> Task instructions
Produce a verbatim copy of the entries listed below.

> Data section
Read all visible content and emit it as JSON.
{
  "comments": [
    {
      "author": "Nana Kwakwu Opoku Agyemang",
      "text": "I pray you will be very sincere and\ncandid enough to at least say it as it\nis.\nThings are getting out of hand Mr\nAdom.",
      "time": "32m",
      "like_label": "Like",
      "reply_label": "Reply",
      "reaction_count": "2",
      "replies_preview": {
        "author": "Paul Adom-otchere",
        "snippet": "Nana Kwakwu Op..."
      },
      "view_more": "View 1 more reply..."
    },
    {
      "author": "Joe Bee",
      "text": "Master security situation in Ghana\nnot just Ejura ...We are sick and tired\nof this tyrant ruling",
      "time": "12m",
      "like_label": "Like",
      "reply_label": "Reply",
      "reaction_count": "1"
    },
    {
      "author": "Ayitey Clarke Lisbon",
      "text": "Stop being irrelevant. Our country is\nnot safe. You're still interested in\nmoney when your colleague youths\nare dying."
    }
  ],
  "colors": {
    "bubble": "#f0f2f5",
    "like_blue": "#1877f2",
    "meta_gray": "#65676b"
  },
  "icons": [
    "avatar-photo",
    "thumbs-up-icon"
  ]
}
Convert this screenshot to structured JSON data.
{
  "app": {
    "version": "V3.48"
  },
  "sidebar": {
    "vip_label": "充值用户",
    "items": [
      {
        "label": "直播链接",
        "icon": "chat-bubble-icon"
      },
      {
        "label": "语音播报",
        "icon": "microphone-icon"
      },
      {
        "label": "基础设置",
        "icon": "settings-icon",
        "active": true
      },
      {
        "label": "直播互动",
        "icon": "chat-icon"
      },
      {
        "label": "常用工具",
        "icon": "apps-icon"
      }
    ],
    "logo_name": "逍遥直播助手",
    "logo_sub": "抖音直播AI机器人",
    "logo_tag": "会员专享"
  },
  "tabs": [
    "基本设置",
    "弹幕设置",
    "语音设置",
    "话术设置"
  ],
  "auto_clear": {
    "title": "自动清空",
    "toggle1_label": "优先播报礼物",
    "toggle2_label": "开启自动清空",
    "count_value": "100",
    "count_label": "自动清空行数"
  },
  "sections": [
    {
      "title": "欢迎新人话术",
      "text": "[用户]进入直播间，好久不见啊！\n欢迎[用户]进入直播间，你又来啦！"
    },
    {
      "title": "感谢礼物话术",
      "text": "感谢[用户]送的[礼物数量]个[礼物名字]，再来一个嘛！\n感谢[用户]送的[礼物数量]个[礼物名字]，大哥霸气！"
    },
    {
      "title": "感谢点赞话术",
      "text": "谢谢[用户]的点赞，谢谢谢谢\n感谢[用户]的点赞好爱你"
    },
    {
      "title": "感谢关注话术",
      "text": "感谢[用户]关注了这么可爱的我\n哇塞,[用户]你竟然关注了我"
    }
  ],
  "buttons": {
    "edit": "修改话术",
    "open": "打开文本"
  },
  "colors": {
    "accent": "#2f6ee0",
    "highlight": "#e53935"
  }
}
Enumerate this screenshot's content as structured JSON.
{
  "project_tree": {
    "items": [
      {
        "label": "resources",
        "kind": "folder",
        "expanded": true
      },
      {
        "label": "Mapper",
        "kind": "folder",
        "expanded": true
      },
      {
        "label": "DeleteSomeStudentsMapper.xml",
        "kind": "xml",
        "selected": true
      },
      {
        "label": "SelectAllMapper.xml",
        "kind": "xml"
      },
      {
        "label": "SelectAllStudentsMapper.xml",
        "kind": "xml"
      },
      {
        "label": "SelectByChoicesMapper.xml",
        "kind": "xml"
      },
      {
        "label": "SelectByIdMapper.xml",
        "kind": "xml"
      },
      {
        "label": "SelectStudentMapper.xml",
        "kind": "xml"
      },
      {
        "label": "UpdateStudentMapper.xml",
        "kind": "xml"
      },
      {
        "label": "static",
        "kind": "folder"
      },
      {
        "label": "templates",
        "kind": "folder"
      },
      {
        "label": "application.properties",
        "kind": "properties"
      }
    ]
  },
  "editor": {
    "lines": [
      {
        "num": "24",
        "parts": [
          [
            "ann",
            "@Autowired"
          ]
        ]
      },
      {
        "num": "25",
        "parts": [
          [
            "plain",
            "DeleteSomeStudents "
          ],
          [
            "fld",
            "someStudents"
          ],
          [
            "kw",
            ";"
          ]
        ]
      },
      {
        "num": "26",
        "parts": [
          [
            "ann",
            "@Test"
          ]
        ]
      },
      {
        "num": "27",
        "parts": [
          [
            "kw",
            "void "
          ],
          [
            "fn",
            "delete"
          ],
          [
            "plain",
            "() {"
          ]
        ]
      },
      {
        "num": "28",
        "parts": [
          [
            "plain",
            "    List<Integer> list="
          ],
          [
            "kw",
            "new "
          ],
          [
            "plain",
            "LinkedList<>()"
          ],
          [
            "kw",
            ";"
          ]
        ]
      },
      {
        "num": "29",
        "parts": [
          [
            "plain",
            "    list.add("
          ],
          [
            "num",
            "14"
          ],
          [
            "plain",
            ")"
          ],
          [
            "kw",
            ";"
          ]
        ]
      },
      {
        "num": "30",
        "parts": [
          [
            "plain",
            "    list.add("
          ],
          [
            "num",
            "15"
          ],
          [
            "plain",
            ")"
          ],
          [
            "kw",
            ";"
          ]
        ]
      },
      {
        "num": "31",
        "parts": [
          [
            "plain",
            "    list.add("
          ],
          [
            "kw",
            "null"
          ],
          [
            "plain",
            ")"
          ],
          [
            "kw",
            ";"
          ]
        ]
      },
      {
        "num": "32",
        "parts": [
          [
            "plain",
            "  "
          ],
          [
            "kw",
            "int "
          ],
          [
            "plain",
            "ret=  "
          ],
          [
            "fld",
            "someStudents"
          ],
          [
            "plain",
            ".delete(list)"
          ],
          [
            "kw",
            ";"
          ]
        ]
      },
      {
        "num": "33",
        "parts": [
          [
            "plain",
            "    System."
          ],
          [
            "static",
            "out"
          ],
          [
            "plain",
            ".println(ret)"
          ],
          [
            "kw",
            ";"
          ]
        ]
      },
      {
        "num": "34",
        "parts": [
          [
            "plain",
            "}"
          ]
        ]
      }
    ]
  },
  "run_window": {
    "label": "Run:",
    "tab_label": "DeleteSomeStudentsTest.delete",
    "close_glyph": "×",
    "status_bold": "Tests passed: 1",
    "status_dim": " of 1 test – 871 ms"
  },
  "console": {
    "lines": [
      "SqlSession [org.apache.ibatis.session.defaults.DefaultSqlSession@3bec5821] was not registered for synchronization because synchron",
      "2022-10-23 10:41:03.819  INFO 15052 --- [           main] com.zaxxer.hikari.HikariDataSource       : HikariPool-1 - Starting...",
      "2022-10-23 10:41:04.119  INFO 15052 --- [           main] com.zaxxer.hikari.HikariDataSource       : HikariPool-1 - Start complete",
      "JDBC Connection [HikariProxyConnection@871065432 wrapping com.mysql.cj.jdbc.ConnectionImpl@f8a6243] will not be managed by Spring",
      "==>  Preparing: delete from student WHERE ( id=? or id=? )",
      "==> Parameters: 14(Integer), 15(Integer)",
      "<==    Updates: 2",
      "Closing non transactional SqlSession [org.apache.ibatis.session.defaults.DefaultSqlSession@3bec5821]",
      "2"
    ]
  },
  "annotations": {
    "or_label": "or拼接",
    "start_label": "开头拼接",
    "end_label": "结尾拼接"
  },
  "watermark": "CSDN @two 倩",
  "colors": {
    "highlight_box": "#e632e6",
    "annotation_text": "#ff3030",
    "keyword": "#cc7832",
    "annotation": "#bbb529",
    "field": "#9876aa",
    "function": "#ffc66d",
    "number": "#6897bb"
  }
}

> Task output
Read all visible content and emit it as JSON.
{
  "comments": [
    {
      "author": "Nana Kwakwu Opoku Agyemang",
      "text": "I pray you will be very sincere and\ncandid enough to at least say it as it\nis.\nThings are getting out of hand Mr\nAdom.",
      "time": "32m",
      "like_label": "Like",
      "reply_label": "Reply",
      "reaction_count": "2",
      "replies_preview": {
        "author": "Paul Adom-otchere",
        "snippet": "Nana Kwakwu Op..."
      },
      "view_more": "View 1 more reply..."
    },
    {
      "author": "Joe Bee",
      "text": "Master security situation in Ghana\nnot just Ejura ...We are sick and tired\nof this tyrant ruling",
      "time": "12m",
      "like_label": "Like",
      "reply_label": "Reply",
      "reaction_count": "1"
    },
    {
      "author": "Ayitey Clarke Lisbon",
      "text": "Stop being irrelevant. Our country is\nnot safe. You're still interested in\nmoney when your colleague youths\nare dying."
    }
  ],
  "colors": {
    "bubble": "#f0f2f5",
    "like_blue": "#1877f2",
    "meta_gray": "#65676b"
  },
  "icons": [
    "avatar-photo",
    "thumbs-up-icon"
  ]
}
Convert this screenshot to structured JSON data.
{
  "app": {
    "version": "V3.48"
  },
  "sidebar": {
    "vip_label": "充值用户",
    "items": [
      {
        "label": "直播链接",
        "icon": "chat-bubble-icon"
      },
      {
        "label": "语音播报",
        "icon": "microphone-icon"
      },
      {
        "label": "基础设置",
        "icon": "settings-icon",
        "active": true
      },
      {
        "label": "直播互动",
        "icon": "chat-icon"
      },
      {
        "label": "常用工具",
        "icon": "apps-icon"
      }
    ],
    "logo_name": "逍遥直播助手",
    "logo_sub": "抖音直播AI机器人",
    "logo_tag": "会员专享"
  },
  "tabs": [
    "基本设置",
    "弹幕设置",
    "语音设置",
    "话术设置"
  ],
  "auto_clear": {
    "title": "自动清空",
    "toggle1_label": "优先播报礼物",
    "toggle2_label": "开启自动清空",
    "count_value": "100",
    "count_label": "自动清空行数"
  },
  "sections": [
    {
      "title": "欢迎新人话术",
      "text": "[用户]进入直播间，好久不见啊！\n欢迎[用户]进入直播间，你又来啦！"
    },
    {
      "title": "感谢礼物话术",
      "text": "感谢[用户]送的[礼物数量]个[礼物名字]，再来一个嘛！\n感谢[用户]送的[礼物数量]个[礼物名字]，大哥霸气！"
    },
    {
      "title": "感谢点赞话术",
      "text": "谢谢[用户]的点赞，谢谢谢谢\n感谢[用户]的点赞好爱你"
    },
    {
      "title": "感谢关注话术",
      "text": "感谢[用户]关注了这么可爱的我\n哇塞,[用户]你竟然关注了我"
    }
  ],
  "buttons": {
    "edit": "修改话术",
    "open": "打开文本"
  },
  "colors": {
    "accent": "#2f6ee0",
    "highlight": "#e53935"
  }
}
Enumerate this screenshot's content as structured JSON.
{
  "project_tree": {
    "items": [
      {
        "label": "resources",
        "kind": "folder",
        "expanded": true
      },
      {
        "label": "Mapper",
        "kind": "folder",
        "expanded": true
      },
      {
        "label": "DeleteSomeStudentsMapper.xml",
        "kind": "xml",
        "selected": true
      },
      {
        "label": "SelectAllMapper.xml",
        "kind": "xml"
      },
      {
        "label": "SelectAllStudentsMapper.xml",
        "kind": "xml"
      },
      {
        "label": "SelectByChoicesMapper.xml",
        "kind": "xml"
      },
      {
        "label": "SelectByIdMapper.xml",
        "kind": "xml"
      },
      {
        "label": "SelectStudentMapper.xml",
        "kind": "xml"
      },
      {
        "label": "UpdateStudentMapper.xml",
        "kind": "xml"
      },
      {
        "label": "static",
        "kind": "folder"
      },
      {
        "label": "templates",
        "kind": "folder"
      },
      {
        "label": "application.properties",
        "kind": "properties"
      }
    ]
  },
  "editor": {
    "lines": [
      {
        "num": "24",
        "parts": [
          [
            "ann",
            "@Autowired"
          ]
        ]
      },
      {
        "num": "25",
        "parts": [
          [
            "plain",
            "DeleteSomeStudents "
          ],
          [
            "fld",
            "someStudents"
          ],
          [
            "kw",
            ";"
          ]
        ]
      },
      {
        "num": "26",
        "parts": [
          [
            "ann",
            "@Test"
          ]
        ]
      },
      {
        "num": "27",
        "parts": [
          [
            "kw",
            "void "
          ],
          [
            "fn",
            "delete"
          ],
          [
            "plain",
            "() {"
          ]
        ]
      },
      {
        "num": "28",
        "parts": [
          [
            "plain",
            "    List<Integer> list="
          ],
          [
            "kw",
            "new "
          ],
          [
            "plain",
            "LinkedList<>()"
          ],
          [
            "kw",
            ";"
          ]
        ]
      },
      {
        "num": "29",
        "parts": [
          [
            "plain",
            "    list.add("
          ],
          [
            "num",
            "14"
          ],
          [
            "plain",
            ")"
          ],
          [
            "kw",
            ";"
          ]
        ]
      },
      {
        "num": "30",
        "parts": [
          [
            "plain",
            "    list.add("
          ],
          [
            "num",
            "15"
          ],
          [
            "plain",
            ")"
          ],
          [
            "kw",
            ";"
          ]
        ]
      },
      {
        "num": "31",
        "parts": [
          [
            "plain",
            "    list.add("
          ],
          [
            "kw",
            "null"
          ],
          [
            "plain",
            ")"
          ],
          [
            "kw",
            ";"
          ]
        ]
      },
      {
        "num": "32",
        "parts": [
          [
            "plain",
            "  "
          ],
          [
            "kw",
            "int "
          ],
          [
            "plain",
            "ret=  "
          ],
          [
            "fld",
            "someStudents"
          ],
          [
            "plain",
            ".delete(list)"
          ],
          [
            "kw",
            ";"
          ]
        ]
      },
      {
        "num": "33",
        "parts": [
          [
            "plain",
            "    System."
          ],
          [
            "static",
            "out"
          ],
          [
            "plain",
            ".println(ret)"
          ],
          [
            "kw",
            ";"
          ]
        ]
      },
      {
        "num": "34",
        "parts": [
          [
            "plain",
            "}"
          ]
        ]
      }
    ]
  },
  "run_window": {
    "label": "Run:",
    "tab_label": "DeleteSomeStudentsTest.delete",
    "close_glyph": "×",
    "status_bold": "Tests passed: 1",
    "status_dim": " of 1 test – 871 ms"
  },
  "console": {
    "lines": [
      "SqlSession [org.apache.ibatis.session.defaults.DefaultSqlSession@3bec5821] was not registered for synchronization because synchron",
      "2022-10-23 10:41:03.819  INFO 15052 --- [           main] com.zaxxer.hikari.HikariDataSource       : HikariPool-1 - Starting...",
      "2022-10-23 10:41:04.119  INFO 15052 --- [           main] com.zaxxer.hikari.HikariDataSource       : HikariPool-1 - Start complete",
      "JDBC Connection [HikariProxyConnection@871065432 wrapping com.mysql.cj.jdbc.ConnectionImpl@f8a6243] will not be managed by Spring",
      "==>  Preparing: delete from student WHERE ( id=? or id=? )",
      "==> Parameters: 14(Integer), 15(Integer)",
      "<==    Updates: 2",
      "Closing non transactional SqlSession [org.apache.ibatis.session.defaults.DefaultSqlSession@3bec5821]",
      "2"
    ]
  },
  "annotations": {
    "or_label": "or拼接",
    "start_label": "开头拼接",
    "end_label": "结尾拼接"
  },
  "watermark": "CSDN @two 倩",
  "colors": {
    "highlight_box": "#e632e6",
    "annotation_text": "#ff3030",
    "keyword": "#cc7832",
    "annotation": "#bbb529",
    "field": "#9876aa",
    "function": "#ffc66d",
    "number": "#6897bb"
  }
}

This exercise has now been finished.